─── Task inputs ───
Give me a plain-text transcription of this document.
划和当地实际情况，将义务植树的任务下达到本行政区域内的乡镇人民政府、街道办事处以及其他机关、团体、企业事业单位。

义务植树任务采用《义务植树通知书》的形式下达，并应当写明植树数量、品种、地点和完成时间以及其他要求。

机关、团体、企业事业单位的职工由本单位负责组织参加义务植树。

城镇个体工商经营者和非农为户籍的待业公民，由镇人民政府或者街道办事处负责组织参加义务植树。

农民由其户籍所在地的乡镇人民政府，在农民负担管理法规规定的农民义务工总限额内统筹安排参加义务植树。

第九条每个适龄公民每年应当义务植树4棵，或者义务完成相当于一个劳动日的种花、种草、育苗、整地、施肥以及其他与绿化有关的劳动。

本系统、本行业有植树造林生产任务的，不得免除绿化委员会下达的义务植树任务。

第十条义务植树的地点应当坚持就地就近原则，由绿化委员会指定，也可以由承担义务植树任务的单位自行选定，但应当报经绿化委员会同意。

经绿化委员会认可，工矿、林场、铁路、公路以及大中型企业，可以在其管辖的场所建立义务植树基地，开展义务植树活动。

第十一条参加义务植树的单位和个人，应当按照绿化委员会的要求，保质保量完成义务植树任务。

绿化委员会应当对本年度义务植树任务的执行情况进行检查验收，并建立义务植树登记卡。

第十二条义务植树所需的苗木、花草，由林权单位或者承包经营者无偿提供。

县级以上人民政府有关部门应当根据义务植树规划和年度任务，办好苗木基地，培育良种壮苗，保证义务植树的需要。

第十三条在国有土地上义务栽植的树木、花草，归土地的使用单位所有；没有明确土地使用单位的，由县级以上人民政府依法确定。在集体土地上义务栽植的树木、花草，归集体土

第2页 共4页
───
Reproduce all of the records exactly.

Give me a plain-text transcription of this document.
划和当地实际情况，将义务植树的任务下达到本行政区域内的乡镇人民政府、街道办事处以及其他机关、团体、企业事业单位。

义务植树任务采用《义务植树通知书》的形式下达，并应当写明植树数量、品种、地点和完成时间以及其他要求。

机关、团体、企业事业单位的职工由本单位负责组织参加义务植树。

城镇个体工商经营者和非农为户籍的待业公民，由镇人民政府或者街道办事处负责组织参加义务植树。

农民由其户籍所在地的乡镇人民政府，在农民负担管理法规规定的农民义务工总限额内统筹安排参加义务植树。

第九条每个适龄公民每年应当义务植树4棵，或者义务完成相当于一个劳动日的种花、种草、育苗、整地、施肥以及其他与绿化有关的劳动。

本系统、本行业有植树造林生产任务的，不得免除绿化委员会下达的义务植树任务。

第十条义务植树的地点应当坚持就地就近原则，由绿化委员会指定，也可以由承担义务植树任务的单位自行选定，但应当报经绿化委员会同意。

经绿化委员会认可，工矿、林场、铁路、公路以及大中型企业，可以在其管辖的场所建立义务植树基地，开展义务植树活动。

第十一条参加义务植树的单位和个人，应当按照绿化委员会的要求，保质保量完成义务植树任务。

绿化委员会应当对本年度义务植树任务的执行情况进行检查验收，并建立义务植树登记卡。

第十二条义务植树所需的苗木、花草，由林权单位或者承包经营者无偿提供。

县级以上人民政府有关部门应当根据义务植树规划和年度任务，办好苗木基地，培育良种壮苗，保证义务植树的需要。

第十三条在国有土地上义务栽植的树木、花草，归土地的使用单位所有；没有明确土地使用单位的，由县级以上人民政府依法确定。在集体土地上义务栽植的树木、花草，归集体土

第2页 共4页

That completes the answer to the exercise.